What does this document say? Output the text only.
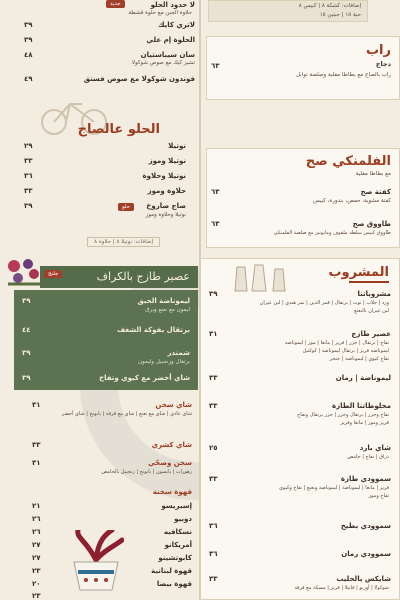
لا حدود الحلو
جديد
حلاوة الجبن مع حلوة قشطة
لاتري كايك
٣٩
الحلوة إم علي
٣٩
سان سيباستيان
٤٨
تشيز كيك مع صوص شوكولا
فوندون شوكولا مع صوص فستق
٤٩
الحلو عالصاج
نوتيلا
٢٩
نوتيلا وموز
٣٣
نوتيلا وحلاوة
٣٦
حلاوة وموز
٣٣
صاج صاروخ
٣٩	حلو
نوتيلا وحلاوة وموز
إضافات: نوتيلا ٨ | حلاوة ٨
عصير طازج بالكراف
جلنج
ليموناضة الحبق
٣٩
ليمون مع نعنع وبرق
برتقال بفوكة الشغف
٤٤
شمندر
٣٩
برتقال وزنجبيل وليمون
شاي أخضر مع كيوي وتفاح
٣٩
شاي سخن
٣١
شاي عادي | شاي مع نعنع | شاي مع قرفة | بابونج | شاي أخضر
شاي كشري
٣٣
سخن وصحّي
٣١
زهورات | يانسون | بابونج | زنجبيل بالحامض
قهوة سخنة
إسبريسو
٢١
دوبيو
٢٦
نسكافيه
٢٦
أمريكانو
٢٧
كابوتشينو
٢٧
قهوة لبنانية
٢٣
قهوة بيضا
٢٠
٢٣
إضافات: كشكة ٨ | كبيس ٨
حبة ١٥ | حبتين ١٥
راب
دجاج
راب بالصاج مع بطاطا مقلية وصلصة توابل
٦٣
الفلمنكي صح
مع بطاطا مقلية
كفتة صح
٦٣
كفتة مشوية، حمص، بندورة، كبيس
طاووق صح
٦٣
طاووق كبيس سلطة ملفوف ومايونيز مع صلصة الفلمنكي
المشروب
مشروباتنا
٣٩
ورد | جلاب | توت | برتقال | قمر الدين | تمر هندي | لبن عيران
لبن عيران بالنعنع
عصير طازج
٣١
تفاح | برتقال | جزر | فريز | مانغا | موز | ليموناضة
ليموناضة فريز | برتقال ليموناضة | كوكتيل
تفاح كيوي | ليموناضة | جنجر
ليموناضة | رمان
٣٣
مخلوطاتنا الطازة
٣٣
تفاح وجزر | برتقال وجزر | جزر برتقال وتفاح
فريز وموز | مانغا وفريز
شاي بارد
٢٥
دراق | تفاح | حامض
سموودي طازة
٣٣
فريز | مانغا | ليموناضة | ليموناضة ونعنع | تفاح وكيوي
تفاح وموز
سموودي بطيخ
٣٦
سموودي رمان
٣٦
شايكس بالحليب
٣٣
شوكولا | أوريو | فانيلا | فريز | مسكة مع قرفة
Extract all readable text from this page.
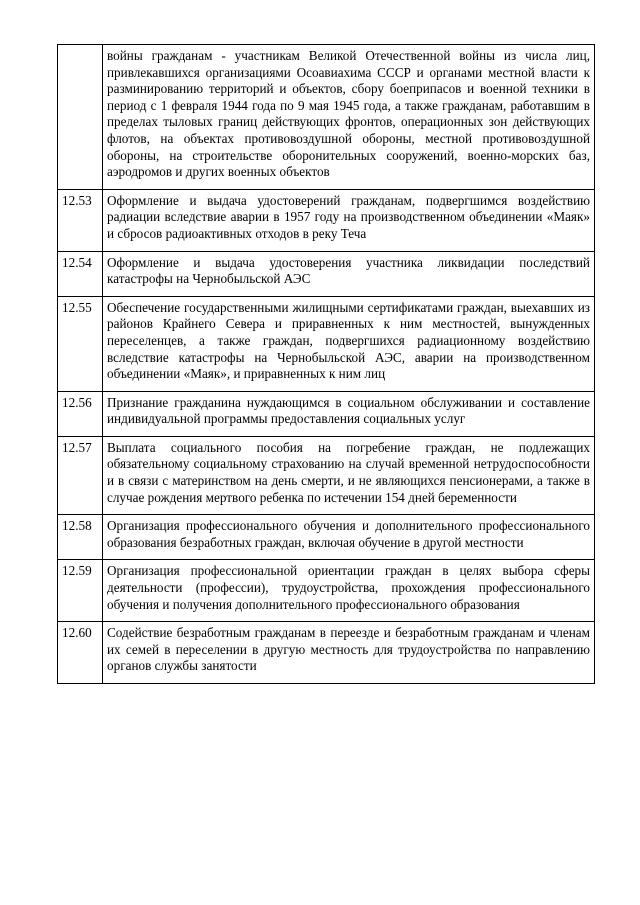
	войны гражданам - участникам Великой Отечественной войны из числа лиц, привлекавшихся организациями Осоавиахима СССР и органами местной власти к разминированию территорий и объектов, сбору боеприпасов и военной техники в период с 1 февраля 1944 года по 9 мая 1945 года, а также гражданам, работавшим в пределах тыловых границ действующих фронтов, операционных зон действующих флотов, на объектах противовоздушной обороны, местной противовоздушной обороны, на строительстве оборонительных сооружений, военно-морских баз, аэродромов и других военных объектов
12.53	Оформление и выдача удостоверений гражданам, подвергшимся воздействию радиации вследствие аварии в 1957 году на производственном объединении «Маяк» и сбросов радиоактивных отходов в реку Теча
12.54	Оформление и выдача удостоверения участника ликвидации последствий катастрофы на Чернобыльской АЭС
12.55	Обеспечение государственными жилищными сертификатами граждан, выехавших из районов Крайнего Севера и приравненных к ним местностей, вынужденных переселенцев, а также граждан, подвергшихся радиационному воздействию вследствие катастрофы на Чернобыльской АЭС, аварии на производственном объединении «Маяк», и приравненных к ним лиц
12.56	Признание гражданина нуждающимся в социальном обслуживании и составление индивидуальной программы предоставления социальных услуг
12.57	Выплата социального пособия на погребение граждан, не подлежащих обязательному социальному страхованию на случай временной нетрудоспособности и в связи с материнством на день смерти, и не являющихся пенсионерами, а также в случае рождения мертвого ребенка по истечении 154 дней беременности
12.58	Организация профессионального обучения и дополнительного профессионального образования безработных граждан, включая обучение в другой местности
12.59	Организация профессиональной ориентации граждан в целях выбора сферы деятельности (профессии), трудоустройства, прохождения профессионального обучения и получения дополнительного профессионального образования
12.60	Содействие безработным гражданам в переезде и безработным гражданам и членам их семей в переселении в другую местность для трудоустройства по направлению органов службы занятости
★ ★ ★ ★ ★ ★ ★
◆ **EXERCISE REQUIREMENTS**
In the records above, locate the lines holding the word "طاووق". Copy each of them.

◆ **RESULT OF THE TASK**
طاووق صح
طاووق كبيس سلطة ملفوف ومايونيز مع صلصة الفلمنكي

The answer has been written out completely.